### PARTS OF THE EXERCISE
(a) Copy the part of the passage on temperature management after traumatic brain injury (TBI) below that begins with the words containing "Experimental studies in" and ends with "hindered hyperthermia (Graphic-4).".
(b) According to the passage on temperature management after traumatic brain injury (TBI) below, how many centers in the survey said they did not apply prophylactic mild hypothermia?
(c) Write the next part of the passage on temperature management after traumatic brain injury (TBI) below, starting after its last sentence.

### PROVIDED PASSAGE
____________
Experimental studies in animal models and clinical studies in children have put forward that hyperthermia is correlated with poor results, and prevention of hyperthermia after TBI in children has been recommended (24). In the light of the current literature, it is not recommended to apply prophylactic moderate hypothermia (32–33°C) to improve the clinical results in the latest TBI guidelines; however, there is a suggestion about the mild hypothermia for ICP control (3). When we question prophylactic mild hypothermia (32–33 0C) in our survey, 39 (86.67%) centers expressed that they did not apply it. When we questioned their targeted body temperatures for this patient group, they stated that 42.22% of the centers only hindered hyperthermia (Graphic-4).
____________
### EXCERPTED DATA
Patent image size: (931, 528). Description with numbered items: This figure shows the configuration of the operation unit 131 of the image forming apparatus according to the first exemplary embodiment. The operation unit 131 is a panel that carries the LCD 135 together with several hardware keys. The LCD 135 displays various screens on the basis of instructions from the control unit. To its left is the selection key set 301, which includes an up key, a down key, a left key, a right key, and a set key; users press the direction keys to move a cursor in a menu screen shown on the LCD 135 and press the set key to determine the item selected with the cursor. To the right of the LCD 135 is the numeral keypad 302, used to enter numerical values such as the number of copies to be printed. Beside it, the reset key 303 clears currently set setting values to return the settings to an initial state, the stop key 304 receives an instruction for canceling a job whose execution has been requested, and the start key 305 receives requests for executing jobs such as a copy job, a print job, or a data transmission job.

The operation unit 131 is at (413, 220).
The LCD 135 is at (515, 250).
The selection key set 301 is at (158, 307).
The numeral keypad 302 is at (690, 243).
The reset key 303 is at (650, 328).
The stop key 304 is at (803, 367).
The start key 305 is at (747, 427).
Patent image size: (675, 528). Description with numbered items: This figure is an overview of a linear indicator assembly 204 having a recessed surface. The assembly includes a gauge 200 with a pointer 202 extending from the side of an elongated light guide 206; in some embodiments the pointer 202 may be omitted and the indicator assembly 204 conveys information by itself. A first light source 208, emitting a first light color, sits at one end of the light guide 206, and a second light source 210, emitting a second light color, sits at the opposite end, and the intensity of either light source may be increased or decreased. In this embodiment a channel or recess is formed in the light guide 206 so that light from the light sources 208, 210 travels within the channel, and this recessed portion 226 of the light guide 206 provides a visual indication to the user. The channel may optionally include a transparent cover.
____________
### ANSWERS TO THE EXERCISES
(a)
Experimental studies in animal models and clinical studies in children have put forward that hyperthermia is correlated with poor results, and prevention of hyperthermia after TBI in children has been recommended (24). In the light of the current literature, it is not recommended to apply prophylactic moderate hypothermia (32–33°C) to improve the clinical results in the latest TBI guidelines; however, there is a suggestion about the mild hypothermia for ICP control (3). When we question prophylactic mild hypothermia (32–33 0C) in our survey, 39 (86.67%) centers expressed that they did not apply it. When we questioned their targeted body temperatures for this patient group, they stated that 42.22% of the centers only hindered hyperthermia (Graphic-4).

(b) 39 centers (86.67%) said they did not apply it.

(c)
Continuous EEG monitoring is necessary in cases where barbiturates are used in continuous intravenous infusion or at frequent intervals. Generally, pentobarbital or thiopental is used, and the dose of the drug is adjusted according to EEG and ICP. As the dose, the lowest dose keeping ICP under control is used (25). In the last TBI guidelines, high-dose barbiturate therapy is recommended in patients with refractory intracranial hypertension and stable hemodynamics despite maximum medical and surgical treatment. Barbiturates may cause hypotension since they may decrease cardiac output (26). The guidelines also include the suggestion that continuous invasive arterial blood pressure monitoring and cardiovascular support (to maintain adequate CPP) will be required (3). Our survey results revealed that 26 (56.52%) centers could perform invasive arterial monitoring and apply barbiturate therapy in patients with severe TBI who were hemodynamically stable.
Decompressive craniectomy is a surgical treatment option in increased ICP. In the latest pediatric TBI guidelines published, decompressive craniectomy is suggested in cases of neurological deterioration and no response to medical treatment (3). It is necessary to be careful in patients undergoing decompressive craniectomy in respect of probable surgical complications, such as subdural hygroma, hydrocephalus, wound infection, hematoma or progression of an existing hematoma. In our survey, the number of the centers applying decompressive craniectomy in the increase in ICP resistant to medical treatment was 37 (85.43%).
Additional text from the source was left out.